Skip the pictures. Transcribe the rest of the data below without changing a word.

[Saved data entries]
-- START --

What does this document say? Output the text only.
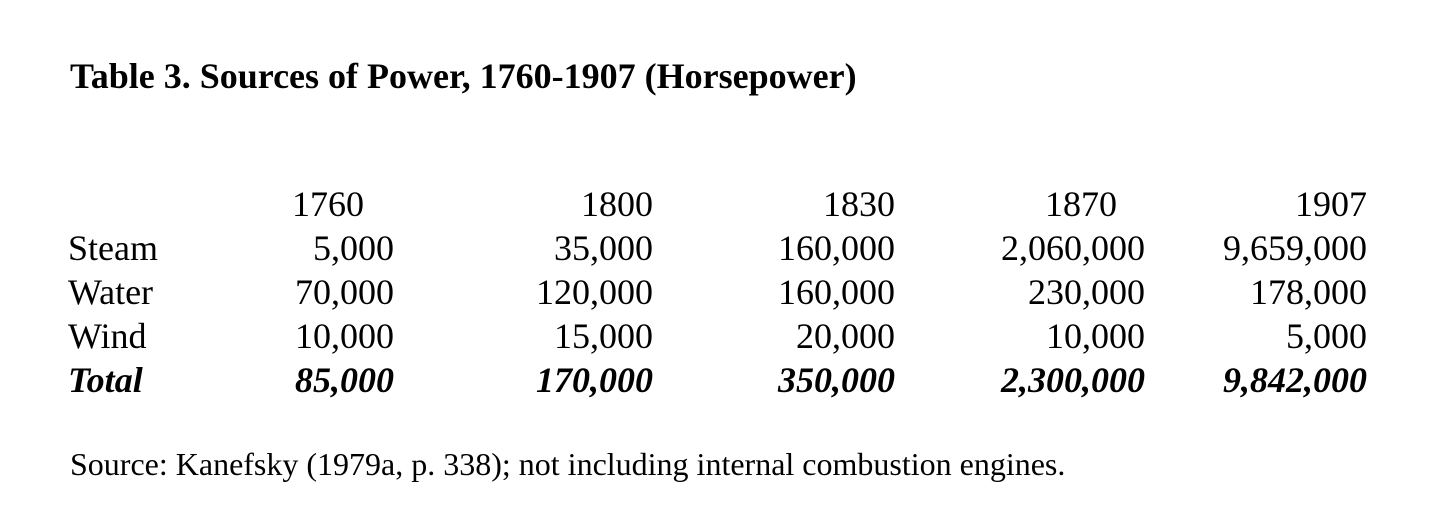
Table 3. Sources of Power, 1760-1907 (Horsepower)
	1760	1800	1830	1870	1907
Steam	5,000	35,000	160,000	2,060,000	9,659,000
Water	70,000	120,000	160,000	230,000	178,000
Wind	10,000	15,000	20,000	10,000	5,000
Total	85,000	170,000	350,000	2,300,000	9,842,000
Source: Kanefsky (1979a, p. 338); not including internal combustion engines.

-- END --

▶ [The completed task]:
What does this document say? Output the text only.
Table 3. Sources of Power, 1760-1907 (Horsepower)
	1760	1800	1830	1870	1907
Steam	5,000	35,000	160,000	2,060,000	9,659,000
Water	70,000	120,000	160,000	230,000	178,000
Wind	10,000	15,000	20,000	10,000	5,000
Total	85,000	170,000	350,000	2,300,000	9,842,000
Source: Kanefsky (1979a, p. 338); not including internal combustion engines.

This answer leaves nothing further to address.